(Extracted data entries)
****************

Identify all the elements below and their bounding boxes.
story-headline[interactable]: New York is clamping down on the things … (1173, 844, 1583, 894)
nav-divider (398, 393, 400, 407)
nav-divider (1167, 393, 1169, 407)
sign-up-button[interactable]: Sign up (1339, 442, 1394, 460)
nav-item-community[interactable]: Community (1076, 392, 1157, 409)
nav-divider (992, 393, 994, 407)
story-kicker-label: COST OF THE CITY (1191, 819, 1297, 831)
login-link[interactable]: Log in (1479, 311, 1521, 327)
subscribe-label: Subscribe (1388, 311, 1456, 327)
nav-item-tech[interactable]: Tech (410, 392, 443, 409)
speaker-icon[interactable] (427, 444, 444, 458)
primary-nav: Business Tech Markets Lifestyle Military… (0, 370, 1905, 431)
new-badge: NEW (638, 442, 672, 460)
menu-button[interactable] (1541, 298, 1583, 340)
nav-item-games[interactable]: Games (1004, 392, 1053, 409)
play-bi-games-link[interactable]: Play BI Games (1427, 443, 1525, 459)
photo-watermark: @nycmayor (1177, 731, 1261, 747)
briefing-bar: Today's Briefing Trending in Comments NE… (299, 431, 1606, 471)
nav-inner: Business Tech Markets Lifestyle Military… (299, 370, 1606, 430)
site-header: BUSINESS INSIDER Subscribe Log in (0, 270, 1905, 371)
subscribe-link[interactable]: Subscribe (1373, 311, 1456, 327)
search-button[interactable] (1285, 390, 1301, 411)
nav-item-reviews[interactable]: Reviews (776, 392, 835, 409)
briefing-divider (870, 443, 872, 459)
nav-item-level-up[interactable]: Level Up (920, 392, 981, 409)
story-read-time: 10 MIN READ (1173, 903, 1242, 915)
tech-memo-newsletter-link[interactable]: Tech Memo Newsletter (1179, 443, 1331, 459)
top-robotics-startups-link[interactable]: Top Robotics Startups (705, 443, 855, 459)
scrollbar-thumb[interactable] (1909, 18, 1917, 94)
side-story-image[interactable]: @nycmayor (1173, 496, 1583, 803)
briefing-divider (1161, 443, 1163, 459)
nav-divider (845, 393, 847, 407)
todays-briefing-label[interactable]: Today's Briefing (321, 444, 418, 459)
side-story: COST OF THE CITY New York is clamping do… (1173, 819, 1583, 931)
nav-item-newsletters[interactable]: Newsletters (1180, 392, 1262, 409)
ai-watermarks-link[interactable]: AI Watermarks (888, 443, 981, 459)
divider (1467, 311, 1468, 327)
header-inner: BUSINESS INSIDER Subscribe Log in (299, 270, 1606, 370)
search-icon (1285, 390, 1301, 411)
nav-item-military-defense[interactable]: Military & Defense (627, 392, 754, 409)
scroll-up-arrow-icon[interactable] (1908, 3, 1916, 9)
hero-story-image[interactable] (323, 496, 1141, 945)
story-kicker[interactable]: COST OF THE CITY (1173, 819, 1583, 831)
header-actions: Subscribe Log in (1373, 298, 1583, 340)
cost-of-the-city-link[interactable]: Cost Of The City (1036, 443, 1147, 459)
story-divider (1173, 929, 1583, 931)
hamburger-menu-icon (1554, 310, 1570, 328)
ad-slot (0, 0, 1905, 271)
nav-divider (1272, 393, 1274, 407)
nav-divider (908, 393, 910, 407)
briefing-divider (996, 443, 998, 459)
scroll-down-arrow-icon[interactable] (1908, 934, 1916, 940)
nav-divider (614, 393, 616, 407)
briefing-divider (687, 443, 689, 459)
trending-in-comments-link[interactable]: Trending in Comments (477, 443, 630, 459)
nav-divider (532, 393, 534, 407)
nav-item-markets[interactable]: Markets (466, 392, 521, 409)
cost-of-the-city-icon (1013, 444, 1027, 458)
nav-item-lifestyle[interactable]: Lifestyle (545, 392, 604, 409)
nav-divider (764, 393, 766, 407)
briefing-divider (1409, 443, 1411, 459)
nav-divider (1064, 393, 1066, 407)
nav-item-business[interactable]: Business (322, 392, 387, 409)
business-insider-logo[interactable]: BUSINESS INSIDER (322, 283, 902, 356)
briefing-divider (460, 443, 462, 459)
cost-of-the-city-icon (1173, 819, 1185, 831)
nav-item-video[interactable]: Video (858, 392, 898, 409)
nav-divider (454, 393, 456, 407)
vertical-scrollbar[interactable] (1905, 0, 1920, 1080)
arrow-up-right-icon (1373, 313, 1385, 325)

****************

Task statement
State how many lines in the rows above contain the string "button", matching case exactly. Reply with the number only.

Exercise response
3